Direction
Find each line that has the string "camilan" and give the total, with nothing else.

Supplied data

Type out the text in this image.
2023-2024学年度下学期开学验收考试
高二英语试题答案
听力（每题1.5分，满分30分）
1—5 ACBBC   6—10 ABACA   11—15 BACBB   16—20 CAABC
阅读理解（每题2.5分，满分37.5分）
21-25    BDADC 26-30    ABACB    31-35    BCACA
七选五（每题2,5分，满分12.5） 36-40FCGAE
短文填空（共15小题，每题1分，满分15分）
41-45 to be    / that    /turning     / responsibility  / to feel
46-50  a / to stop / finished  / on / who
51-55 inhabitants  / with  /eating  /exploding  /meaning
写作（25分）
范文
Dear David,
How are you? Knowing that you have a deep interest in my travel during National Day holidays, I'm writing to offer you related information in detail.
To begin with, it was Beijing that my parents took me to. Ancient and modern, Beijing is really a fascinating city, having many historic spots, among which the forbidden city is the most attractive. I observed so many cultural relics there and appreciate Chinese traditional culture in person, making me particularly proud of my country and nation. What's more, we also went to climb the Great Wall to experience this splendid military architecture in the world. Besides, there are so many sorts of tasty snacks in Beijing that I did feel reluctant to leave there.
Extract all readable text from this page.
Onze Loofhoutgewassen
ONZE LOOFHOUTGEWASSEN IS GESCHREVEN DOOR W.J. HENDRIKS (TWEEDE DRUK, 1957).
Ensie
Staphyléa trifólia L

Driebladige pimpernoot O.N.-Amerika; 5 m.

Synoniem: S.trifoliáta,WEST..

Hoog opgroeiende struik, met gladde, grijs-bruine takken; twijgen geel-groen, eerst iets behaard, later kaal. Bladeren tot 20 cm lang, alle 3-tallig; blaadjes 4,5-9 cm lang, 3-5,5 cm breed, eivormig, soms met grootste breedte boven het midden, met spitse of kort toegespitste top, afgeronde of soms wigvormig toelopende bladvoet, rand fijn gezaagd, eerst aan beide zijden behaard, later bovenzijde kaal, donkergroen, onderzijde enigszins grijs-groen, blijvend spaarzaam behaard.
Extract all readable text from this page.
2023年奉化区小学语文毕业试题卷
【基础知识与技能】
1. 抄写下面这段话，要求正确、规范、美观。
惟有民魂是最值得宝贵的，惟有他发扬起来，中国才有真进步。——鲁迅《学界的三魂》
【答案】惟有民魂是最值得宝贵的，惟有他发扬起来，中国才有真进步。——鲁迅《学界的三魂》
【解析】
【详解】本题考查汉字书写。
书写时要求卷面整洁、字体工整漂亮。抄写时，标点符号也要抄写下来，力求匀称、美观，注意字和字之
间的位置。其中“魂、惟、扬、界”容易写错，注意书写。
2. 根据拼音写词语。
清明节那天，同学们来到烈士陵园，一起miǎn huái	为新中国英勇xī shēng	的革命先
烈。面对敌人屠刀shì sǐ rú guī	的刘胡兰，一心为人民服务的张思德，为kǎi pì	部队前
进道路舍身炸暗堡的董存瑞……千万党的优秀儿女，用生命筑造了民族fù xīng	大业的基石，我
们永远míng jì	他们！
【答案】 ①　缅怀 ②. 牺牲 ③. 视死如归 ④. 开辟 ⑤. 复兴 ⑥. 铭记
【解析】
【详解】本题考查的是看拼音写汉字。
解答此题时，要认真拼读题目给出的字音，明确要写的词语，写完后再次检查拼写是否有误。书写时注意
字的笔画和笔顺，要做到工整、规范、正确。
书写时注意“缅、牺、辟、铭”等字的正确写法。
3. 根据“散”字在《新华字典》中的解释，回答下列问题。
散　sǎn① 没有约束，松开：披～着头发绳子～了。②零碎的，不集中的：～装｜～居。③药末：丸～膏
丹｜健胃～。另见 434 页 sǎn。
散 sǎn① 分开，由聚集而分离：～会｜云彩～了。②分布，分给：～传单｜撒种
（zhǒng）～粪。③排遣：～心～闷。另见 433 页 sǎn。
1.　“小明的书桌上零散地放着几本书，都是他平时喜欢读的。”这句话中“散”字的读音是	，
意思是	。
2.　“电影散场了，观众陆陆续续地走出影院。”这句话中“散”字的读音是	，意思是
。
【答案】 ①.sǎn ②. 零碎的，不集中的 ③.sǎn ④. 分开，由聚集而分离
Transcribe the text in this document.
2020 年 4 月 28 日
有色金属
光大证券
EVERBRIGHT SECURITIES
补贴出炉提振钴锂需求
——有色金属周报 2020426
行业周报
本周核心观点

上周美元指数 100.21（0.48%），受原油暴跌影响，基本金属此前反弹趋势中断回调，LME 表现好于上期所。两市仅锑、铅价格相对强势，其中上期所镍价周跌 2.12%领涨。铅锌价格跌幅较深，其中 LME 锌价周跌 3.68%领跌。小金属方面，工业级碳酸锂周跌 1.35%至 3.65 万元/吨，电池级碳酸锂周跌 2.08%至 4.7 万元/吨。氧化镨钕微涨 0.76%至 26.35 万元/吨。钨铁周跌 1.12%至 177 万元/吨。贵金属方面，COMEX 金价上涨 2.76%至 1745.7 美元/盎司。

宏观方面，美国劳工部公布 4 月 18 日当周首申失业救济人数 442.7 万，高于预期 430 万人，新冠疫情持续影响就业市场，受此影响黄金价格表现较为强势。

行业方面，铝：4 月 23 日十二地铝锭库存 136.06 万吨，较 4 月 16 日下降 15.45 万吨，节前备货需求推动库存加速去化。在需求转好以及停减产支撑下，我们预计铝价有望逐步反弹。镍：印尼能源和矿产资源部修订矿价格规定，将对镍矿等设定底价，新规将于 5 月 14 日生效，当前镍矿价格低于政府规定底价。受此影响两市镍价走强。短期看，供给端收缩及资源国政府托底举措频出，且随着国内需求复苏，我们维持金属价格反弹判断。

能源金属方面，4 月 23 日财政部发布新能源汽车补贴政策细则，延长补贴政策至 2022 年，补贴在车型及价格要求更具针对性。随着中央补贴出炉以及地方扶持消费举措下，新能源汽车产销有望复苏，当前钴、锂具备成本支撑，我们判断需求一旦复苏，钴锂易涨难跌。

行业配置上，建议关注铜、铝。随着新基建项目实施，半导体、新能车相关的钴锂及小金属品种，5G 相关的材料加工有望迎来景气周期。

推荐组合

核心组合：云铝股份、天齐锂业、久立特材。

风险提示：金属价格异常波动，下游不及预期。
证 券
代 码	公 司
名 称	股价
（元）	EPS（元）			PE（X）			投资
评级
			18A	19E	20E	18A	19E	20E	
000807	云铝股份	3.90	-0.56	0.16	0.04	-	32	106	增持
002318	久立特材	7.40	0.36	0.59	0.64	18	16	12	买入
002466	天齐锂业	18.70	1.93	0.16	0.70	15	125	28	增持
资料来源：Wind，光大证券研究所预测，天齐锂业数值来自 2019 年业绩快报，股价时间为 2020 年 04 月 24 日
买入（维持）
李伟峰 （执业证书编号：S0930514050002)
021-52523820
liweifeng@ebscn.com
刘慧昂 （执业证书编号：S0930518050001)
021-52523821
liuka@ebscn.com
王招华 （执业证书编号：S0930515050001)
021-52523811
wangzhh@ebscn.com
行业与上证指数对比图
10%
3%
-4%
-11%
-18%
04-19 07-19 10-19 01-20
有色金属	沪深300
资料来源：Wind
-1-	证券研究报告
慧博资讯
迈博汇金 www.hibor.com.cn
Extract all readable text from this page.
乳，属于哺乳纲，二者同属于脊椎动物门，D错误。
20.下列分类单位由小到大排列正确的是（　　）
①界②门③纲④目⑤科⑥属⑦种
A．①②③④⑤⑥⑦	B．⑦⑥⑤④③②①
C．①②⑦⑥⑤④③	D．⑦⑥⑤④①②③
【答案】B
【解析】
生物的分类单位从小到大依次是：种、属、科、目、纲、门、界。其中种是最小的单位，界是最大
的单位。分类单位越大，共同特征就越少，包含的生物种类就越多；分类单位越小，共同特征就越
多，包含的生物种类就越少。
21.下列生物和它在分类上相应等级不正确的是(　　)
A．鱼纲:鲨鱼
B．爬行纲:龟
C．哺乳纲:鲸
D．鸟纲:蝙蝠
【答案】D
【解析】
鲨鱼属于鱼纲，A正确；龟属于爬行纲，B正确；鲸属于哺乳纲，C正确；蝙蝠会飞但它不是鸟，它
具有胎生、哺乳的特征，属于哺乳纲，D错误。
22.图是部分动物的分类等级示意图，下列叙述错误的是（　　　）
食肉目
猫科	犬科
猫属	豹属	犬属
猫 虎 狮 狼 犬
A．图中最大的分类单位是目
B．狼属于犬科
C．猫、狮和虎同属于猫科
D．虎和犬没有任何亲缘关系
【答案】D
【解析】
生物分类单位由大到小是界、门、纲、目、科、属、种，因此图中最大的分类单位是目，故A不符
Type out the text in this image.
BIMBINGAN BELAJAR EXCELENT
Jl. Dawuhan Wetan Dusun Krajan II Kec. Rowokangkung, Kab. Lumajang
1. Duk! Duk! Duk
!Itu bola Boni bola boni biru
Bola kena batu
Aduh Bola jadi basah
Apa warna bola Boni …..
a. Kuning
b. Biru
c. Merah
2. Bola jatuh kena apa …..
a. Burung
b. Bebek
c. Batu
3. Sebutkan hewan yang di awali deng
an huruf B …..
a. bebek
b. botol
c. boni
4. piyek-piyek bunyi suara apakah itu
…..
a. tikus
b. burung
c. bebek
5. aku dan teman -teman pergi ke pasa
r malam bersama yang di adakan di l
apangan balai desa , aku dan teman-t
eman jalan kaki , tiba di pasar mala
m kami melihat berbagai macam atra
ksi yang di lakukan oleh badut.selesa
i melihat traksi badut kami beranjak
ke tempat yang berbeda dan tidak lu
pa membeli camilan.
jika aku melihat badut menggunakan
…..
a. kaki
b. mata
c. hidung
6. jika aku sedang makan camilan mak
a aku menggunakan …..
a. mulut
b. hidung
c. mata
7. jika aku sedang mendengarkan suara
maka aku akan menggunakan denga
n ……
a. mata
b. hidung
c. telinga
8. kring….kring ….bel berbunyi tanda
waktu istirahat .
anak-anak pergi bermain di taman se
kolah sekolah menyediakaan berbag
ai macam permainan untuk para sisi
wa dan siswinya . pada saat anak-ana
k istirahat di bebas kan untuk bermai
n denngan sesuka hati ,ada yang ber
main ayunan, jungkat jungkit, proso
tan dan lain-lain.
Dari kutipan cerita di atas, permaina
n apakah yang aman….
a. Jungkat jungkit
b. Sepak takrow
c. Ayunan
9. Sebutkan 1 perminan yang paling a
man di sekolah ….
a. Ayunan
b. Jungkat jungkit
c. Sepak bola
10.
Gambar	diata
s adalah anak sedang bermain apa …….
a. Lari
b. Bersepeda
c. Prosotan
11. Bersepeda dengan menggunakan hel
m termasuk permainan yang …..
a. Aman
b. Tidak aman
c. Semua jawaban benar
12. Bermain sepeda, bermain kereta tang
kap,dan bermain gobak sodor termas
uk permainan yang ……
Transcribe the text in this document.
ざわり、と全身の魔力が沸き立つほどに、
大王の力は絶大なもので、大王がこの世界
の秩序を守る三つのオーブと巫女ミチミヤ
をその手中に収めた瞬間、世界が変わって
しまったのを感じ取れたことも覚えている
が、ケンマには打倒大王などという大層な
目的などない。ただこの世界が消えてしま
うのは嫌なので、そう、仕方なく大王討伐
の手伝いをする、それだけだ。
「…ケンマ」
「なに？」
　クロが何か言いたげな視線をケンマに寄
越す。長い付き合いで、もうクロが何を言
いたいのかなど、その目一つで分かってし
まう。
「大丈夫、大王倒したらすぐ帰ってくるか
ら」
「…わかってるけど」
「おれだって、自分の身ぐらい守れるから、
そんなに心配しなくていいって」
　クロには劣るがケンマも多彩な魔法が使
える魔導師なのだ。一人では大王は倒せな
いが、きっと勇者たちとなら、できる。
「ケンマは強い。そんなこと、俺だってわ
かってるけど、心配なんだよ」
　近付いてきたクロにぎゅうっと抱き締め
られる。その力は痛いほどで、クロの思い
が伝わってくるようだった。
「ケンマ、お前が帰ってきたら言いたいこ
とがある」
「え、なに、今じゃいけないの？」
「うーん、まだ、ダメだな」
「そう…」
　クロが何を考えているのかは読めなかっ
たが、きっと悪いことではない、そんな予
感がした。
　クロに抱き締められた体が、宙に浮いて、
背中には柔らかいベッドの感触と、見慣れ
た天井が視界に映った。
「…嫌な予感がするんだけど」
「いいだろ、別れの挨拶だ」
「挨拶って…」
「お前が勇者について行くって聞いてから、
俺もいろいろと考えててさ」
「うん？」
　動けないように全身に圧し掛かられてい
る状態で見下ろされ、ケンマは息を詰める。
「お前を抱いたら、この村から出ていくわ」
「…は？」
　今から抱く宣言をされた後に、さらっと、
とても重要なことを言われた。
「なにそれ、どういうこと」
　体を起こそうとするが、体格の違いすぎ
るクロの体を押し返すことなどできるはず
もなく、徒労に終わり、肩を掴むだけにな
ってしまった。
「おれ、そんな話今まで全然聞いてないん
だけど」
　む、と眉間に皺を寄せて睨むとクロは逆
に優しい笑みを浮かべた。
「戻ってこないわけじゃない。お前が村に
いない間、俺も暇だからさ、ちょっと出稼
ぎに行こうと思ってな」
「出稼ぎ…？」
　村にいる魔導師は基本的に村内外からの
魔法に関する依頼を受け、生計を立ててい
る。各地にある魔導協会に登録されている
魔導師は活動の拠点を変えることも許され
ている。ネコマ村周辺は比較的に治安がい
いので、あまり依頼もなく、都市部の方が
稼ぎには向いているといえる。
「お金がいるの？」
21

Task answer
2